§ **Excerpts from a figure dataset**
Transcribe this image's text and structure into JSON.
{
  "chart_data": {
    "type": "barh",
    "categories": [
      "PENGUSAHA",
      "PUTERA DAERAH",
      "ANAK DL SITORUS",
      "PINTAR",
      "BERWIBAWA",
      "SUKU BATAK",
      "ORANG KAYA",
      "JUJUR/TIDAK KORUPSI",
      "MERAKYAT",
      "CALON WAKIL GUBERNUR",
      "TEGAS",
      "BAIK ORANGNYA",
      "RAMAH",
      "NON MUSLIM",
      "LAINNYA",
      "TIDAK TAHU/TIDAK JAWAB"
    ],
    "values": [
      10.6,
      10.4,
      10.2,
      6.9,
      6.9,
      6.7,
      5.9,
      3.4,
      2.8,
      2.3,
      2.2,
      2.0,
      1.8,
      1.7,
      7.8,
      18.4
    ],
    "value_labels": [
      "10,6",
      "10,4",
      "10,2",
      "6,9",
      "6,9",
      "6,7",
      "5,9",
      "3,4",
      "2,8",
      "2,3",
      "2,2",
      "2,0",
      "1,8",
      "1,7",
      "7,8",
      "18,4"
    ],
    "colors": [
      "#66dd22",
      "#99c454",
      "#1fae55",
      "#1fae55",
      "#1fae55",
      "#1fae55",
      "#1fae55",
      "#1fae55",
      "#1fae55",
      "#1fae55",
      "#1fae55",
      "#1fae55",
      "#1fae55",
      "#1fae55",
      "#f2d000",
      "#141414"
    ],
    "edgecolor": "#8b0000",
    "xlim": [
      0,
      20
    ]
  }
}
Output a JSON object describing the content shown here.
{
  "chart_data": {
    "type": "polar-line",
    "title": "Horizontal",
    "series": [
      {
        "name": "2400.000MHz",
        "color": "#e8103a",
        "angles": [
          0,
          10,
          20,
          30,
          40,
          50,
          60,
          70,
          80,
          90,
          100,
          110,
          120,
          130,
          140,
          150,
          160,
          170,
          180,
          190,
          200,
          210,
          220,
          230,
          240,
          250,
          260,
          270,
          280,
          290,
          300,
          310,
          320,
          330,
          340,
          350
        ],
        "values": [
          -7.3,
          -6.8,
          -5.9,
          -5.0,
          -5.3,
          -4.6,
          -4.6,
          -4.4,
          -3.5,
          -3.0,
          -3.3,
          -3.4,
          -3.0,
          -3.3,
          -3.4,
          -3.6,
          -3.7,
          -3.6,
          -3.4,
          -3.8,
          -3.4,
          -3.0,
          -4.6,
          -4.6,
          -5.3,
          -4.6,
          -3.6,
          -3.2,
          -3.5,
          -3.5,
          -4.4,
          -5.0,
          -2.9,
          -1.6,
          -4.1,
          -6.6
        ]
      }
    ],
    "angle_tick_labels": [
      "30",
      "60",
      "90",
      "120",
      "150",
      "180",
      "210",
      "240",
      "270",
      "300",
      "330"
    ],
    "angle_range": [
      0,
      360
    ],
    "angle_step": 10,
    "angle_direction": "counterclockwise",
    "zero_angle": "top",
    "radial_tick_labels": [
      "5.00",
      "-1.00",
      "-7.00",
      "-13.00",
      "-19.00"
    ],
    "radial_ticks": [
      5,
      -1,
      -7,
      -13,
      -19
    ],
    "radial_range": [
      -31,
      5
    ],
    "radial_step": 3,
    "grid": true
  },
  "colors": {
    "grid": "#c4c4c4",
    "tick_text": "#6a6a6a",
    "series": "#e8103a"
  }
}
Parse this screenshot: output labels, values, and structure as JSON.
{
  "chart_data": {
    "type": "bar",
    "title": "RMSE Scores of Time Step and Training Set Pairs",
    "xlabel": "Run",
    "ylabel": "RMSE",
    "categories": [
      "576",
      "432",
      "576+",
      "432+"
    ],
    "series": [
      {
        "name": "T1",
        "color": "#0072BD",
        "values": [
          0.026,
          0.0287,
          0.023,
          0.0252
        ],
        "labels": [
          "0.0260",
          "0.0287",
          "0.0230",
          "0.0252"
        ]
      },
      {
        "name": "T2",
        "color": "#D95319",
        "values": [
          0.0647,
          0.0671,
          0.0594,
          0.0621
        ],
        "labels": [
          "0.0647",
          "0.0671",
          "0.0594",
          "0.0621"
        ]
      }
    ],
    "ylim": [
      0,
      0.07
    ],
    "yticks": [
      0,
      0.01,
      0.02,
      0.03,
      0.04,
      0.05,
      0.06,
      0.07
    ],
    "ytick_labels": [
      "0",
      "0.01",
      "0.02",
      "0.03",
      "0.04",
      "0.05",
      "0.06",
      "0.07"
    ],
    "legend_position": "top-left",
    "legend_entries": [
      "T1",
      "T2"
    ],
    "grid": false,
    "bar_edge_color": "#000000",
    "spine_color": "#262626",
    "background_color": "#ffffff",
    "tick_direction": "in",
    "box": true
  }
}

§ **PROBLEM**
Only a number is wanted: how many lines contain "title"?

§ **ANSWER TO THE TASK**
2